### Task to complete:
Report, as a bare number, how many lines contain the string "Give".

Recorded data
######

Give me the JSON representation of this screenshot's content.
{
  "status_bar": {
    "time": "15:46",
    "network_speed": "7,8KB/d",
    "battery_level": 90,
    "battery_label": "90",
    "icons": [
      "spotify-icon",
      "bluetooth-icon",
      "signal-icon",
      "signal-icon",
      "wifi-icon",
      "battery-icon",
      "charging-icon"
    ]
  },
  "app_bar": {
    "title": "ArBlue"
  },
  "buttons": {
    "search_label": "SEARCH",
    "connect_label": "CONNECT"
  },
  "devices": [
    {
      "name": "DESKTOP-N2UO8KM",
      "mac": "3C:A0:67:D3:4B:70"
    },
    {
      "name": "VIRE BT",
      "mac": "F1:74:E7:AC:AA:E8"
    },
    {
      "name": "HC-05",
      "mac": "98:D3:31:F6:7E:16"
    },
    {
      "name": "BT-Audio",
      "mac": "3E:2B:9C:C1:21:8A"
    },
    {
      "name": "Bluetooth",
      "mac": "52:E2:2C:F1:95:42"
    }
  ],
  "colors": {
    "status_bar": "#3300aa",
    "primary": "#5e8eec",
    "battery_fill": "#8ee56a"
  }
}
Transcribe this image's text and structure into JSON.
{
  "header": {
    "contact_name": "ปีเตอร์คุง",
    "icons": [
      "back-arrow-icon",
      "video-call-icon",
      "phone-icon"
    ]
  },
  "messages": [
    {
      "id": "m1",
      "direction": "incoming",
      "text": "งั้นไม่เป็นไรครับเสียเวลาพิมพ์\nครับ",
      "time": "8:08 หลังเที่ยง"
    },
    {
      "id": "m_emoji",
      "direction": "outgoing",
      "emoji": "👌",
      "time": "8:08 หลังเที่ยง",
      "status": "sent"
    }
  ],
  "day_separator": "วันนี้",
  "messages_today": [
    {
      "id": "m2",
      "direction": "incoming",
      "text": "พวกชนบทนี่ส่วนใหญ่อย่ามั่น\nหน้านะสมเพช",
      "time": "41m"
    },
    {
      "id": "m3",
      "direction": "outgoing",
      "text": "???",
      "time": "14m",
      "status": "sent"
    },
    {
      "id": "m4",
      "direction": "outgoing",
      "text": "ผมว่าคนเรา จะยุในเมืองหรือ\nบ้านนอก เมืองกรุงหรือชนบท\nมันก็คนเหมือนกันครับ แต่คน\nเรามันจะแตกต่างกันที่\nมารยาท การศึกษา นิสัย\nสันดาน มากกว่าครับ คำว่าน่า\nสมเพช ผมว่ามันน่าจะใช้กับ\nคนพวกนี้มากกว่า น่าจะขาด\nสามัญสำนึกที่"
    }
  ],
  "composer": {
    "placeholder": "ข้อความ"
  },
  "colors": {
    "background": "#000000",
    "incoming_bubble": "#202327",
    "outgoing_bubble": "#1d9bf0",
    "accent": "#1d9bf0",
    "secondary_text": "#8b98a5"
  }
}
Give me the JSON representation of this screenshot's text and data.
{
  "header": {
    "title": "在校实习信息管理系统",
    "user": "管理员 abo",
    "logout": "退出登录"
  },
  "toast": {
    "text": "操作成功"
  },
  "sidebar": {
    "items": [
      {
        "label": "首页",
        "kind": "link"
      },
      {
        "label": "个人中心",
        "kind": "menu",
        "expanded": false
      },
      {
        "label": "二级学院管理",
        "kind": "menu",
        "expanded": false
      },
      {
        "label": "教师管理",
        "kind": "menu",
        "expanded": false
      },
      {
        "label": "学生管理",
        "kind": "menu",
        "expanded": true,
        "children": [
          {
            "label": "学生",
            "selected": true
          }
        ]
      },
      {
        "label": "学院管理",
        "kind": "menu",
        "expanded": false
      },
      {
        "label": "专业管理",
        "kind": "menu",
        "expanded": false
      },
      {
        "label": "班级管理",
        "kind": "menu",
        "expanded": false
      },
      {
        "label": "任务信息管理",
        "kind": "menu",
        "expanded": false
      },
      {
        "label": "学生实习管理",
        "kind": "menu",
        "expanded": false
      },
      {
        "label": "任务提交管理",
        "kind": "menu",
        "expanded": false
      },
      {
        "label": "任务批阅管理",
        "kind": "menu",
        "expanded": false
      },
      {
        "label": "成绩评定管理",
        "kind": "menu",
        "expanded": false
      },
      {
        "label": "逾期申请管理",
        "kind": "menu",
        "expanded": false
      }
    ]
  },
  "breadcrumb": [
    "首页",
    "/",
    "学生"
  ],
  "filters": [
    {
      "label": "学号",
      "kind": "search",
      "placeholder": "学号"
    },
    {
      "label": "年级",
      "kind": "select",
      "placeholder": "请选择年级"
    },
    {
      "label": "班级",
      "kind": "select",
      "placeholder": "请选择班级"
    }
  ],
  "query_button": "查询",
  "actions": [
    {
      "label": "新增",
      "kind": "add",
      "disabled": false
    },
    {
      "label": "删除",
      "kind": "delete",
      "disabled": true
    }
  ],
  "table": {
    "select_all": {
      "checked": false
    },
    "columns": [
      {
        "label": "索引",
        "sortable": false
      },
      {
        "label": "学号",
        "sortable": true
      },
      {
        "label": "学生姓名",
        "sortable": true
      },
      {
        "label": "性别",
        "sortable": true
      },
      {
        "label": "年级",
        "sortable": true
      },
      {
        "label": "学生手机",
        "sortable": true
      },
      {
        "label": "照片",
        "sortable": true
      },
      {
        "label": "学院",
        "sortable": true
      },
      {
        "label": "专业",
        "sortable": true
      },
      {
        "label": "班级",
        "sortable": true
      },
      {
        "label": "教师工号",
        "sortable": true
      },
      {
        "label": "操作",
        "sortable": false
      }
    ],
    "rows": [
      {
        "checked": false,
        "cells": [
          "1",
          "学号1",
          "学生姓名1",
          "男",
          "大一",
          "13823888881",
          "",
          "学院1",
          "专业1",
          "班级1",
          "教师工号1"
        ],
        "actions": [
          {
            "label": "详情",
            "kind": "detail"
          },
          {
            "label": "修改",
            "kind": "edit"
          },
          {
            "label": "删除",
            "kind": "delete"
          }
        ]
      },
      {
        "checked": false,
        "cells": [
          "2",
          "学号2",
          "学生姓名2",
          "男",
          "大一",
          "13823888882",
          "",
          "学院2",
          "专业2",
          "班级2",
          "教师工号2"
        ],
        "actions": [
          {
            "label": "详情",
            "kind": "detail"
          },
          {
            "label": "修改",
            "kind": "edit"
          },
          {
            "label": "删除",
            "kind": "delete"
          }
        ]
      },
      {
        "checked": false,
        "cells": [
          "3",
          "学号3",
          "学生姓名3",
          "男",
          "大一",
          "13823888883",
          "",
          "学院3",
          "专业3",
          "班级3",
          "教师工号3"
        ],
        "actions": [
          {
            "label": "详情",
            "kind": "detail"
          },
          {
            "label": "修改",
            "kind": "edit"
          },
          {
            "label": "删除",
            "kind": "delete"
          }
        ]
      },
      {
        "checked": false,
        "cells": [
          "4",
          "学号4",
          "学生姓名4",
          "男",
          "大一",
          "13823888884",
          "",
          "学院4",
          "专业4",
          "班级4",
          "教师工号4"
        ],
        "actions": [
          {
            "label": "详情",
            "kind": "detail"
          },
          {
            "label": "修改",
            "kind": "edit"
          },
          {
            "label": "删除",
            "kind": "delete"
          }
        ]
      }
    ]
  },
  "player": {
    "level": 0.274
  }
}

######

### Written answer:
2